YOUR OBJECTIVE
With images excluded, write out each entry below exactly as given.

PROVIDED ENTRIES
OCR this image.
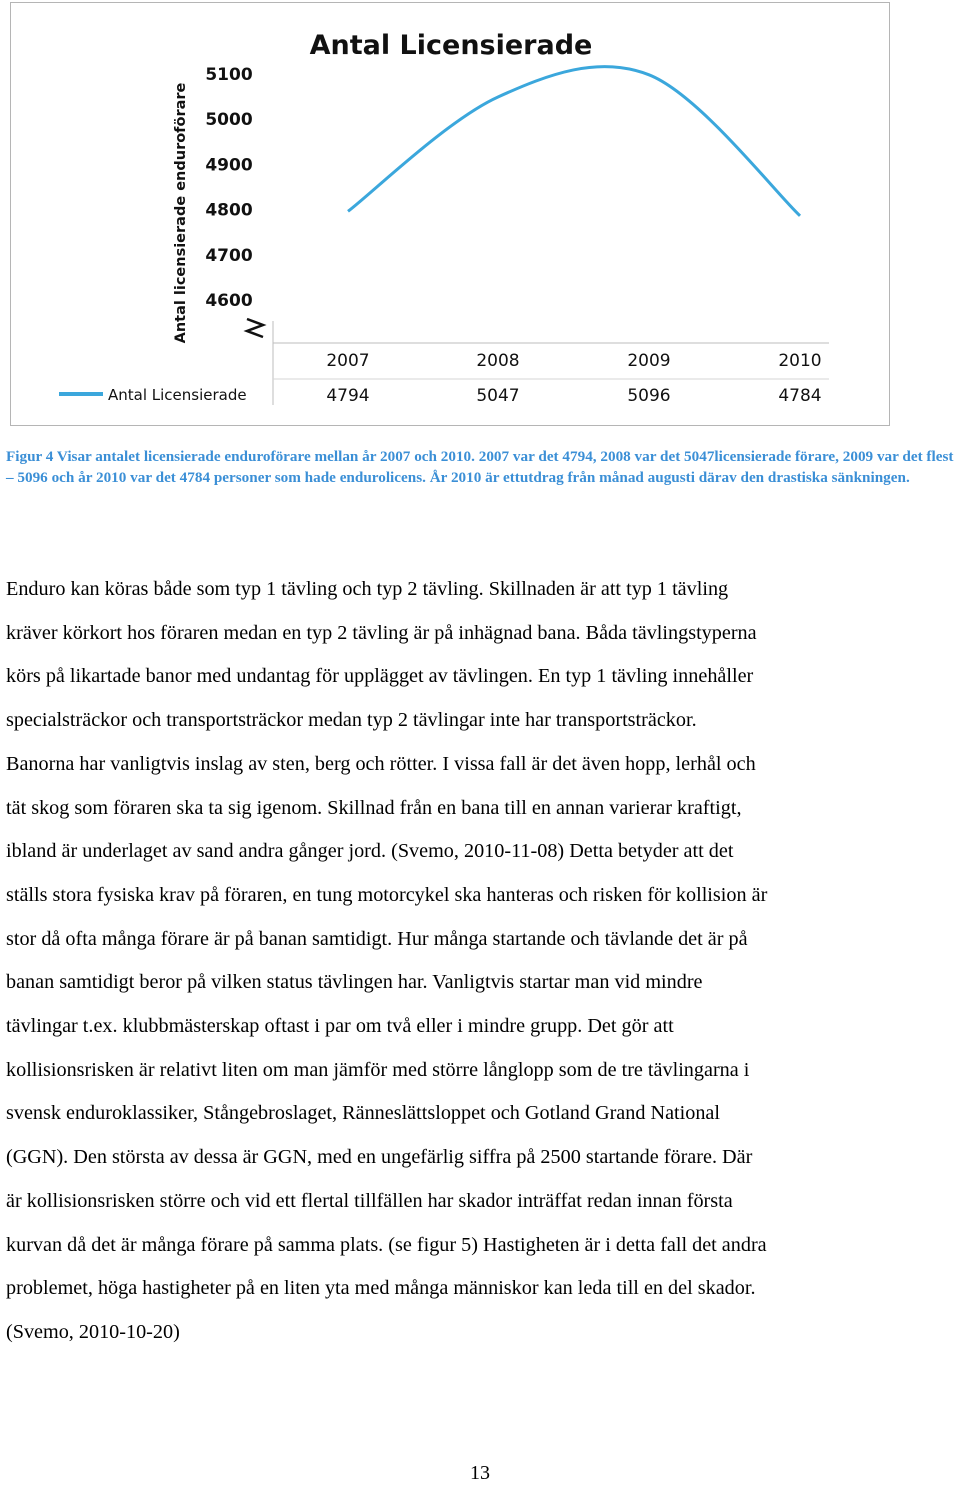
Antal Licensierade
Antal licensierade enduroförare
5100
5000
4900
4800
4700
4600
2007	2008	2009	2010
4794	5047	5096	4784
Antal Licensierade
Figur 4 Visar antalet licensierade enduroförare mellan år 2007 och 2010. 2007 var det 4794, 2008 var det 5047licensierade förare, 2009 var det flest – 5096 och år 2010 var det 4784 personer som hade endurolicens. År 2010 är ettutdrag från månad augusti därav den drastiska sänkningen.
Enduro kan köras både som typ 1 tävling och typ 2 tävling. Skillnaden är att typ 1 tävling
kräver körkort hos föraren medan en typ 2 tävling är på inhägnad bana. Båda tävlingstyperna
körs på likartade banor med undantag för upplägget av tävlingen. En typ 1 tävling innehåller
specialsträckor och transportsträckor medan typ 2 tävlingar inte har transportsträckor.
Banorna har vanligtvis inslag av sten, berg och rötter. I vissa fall är det även hopp, lerhål och
tät skog som föraren ska ta sig igenom. Skillnad från en bana till en annan varierar kraftigt,
ibland är underlaget av sand andra gånger jord. (Svemo, 2010-11-08) Detta betyder att det
ställs stora fysiska krav på föraren, en tung motorcykel ska hanteras och risken för kollision är
stor då ofta många förare är på banan samtidigt. Hur många startande och tävlande det är på
banan samtidigt beror på vilken status tävlingen har. Vanligtvis startar man vid mindre
tävlingar t.ex. klubbmästerskap oftast i par om två eller i mindre grupp. Det gör att
kollisionsrisken är relativt liten om man jämför med större långlopp som de tre tävlingarna i
svensk enduroklassiker, Stångebroslaget, Ränneslättsloppet och Gotland Grand National
(GGN). Den största av dessa är GGN, med en ungefärlig siffra på 2500 startande förare. Där
är kollisionsrisken större och vid ett flertal tillfällen har skador inträffat redan innan första
kurvan då det är många förare på samma plats. (se figur 5) Hastigheten är i detta fall det andra
problemet, höga hastigheter på en liten yta med många människor kan leda till en del skador.
(Svemo, 2010-10-20)
13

ANSWER FOR THIS EXERCISE
OCR this image.
Antal Licensierade
Antal licensierade enduroförare
5100
5000
4900
4800
4700
4600
2007	2008	2009	2010
4794	5047	5096	4784
Antal Licensierade
Figur 4 Visar antalet licensierade enduroförare mellan år 2007 och 2010. 2007 var det 4794, 2008 var det 5047licensierade förare, 2009 var det flest – 5096 och år 2010 var det 4784 personer som hade endurolicens. År 2010 är ettutdrag från månad augusti därav den drastiska sänkningen.
Enduro kan köras både som typ 1 tävling och typ 2 tävling. Skillnaden är att typ 1 tävling
kräver körkort hos föraren medan en typ 2 tävling är på inhägnad bana. Båda tävlingstyperna
körs på likartade banor med undantag för upplägget av tävlingen. En typ 1 tävling innehåller
specialsträckor och transportsträckor medan typ 2 tävlingar inte har transportsträckor.
Banorna har vanligtvis inslag av sten, berg och rötter. I vissa fall är det även hopp, lerhål och
tät skog som föraren ska ta sig igenom. Skillnad från en bana till en annan varierar kraftigt,
ibland är underlaget av sand andra gånger jord. (Svemo, 2010-11-08) Detta betyder att det
ställs stora fysiska krav på föraren, en tung motorcykel ska hanteras och risken för kollision är
stor då ofta många förare är på banan samtidigt. Hur många startande och tävlande det är på
banan samtidigt beror på vilken status tävlingen har. Vanligtvis startar man vid mindre
tävlingar t.ex. klubbmästerskap oftast i par om två eller i mindre grupp. Det gör att
kollisionsrisken är relativt liten om man jämför med större långlopp som de tre tävlingarna i
svensk enduroklassiker, Stångebroslaget, Ränneslättsloppet och Gotland Grand National
(GGN). Den största av dessa är GGN, med en ungefärlig siffra på 2500 startande förare. Där
är kollisionsrisken större och vid ett flertal tillfällen har skador inträffat redan innan första
kurvan då det är många förare på samma plats. (se figur 5) Hastigheten är i detta fall det andra
problemet, höga hastigheter på en liten yta med många människor kan leda till en del skador.
(Svemo, 2010-10-20)
13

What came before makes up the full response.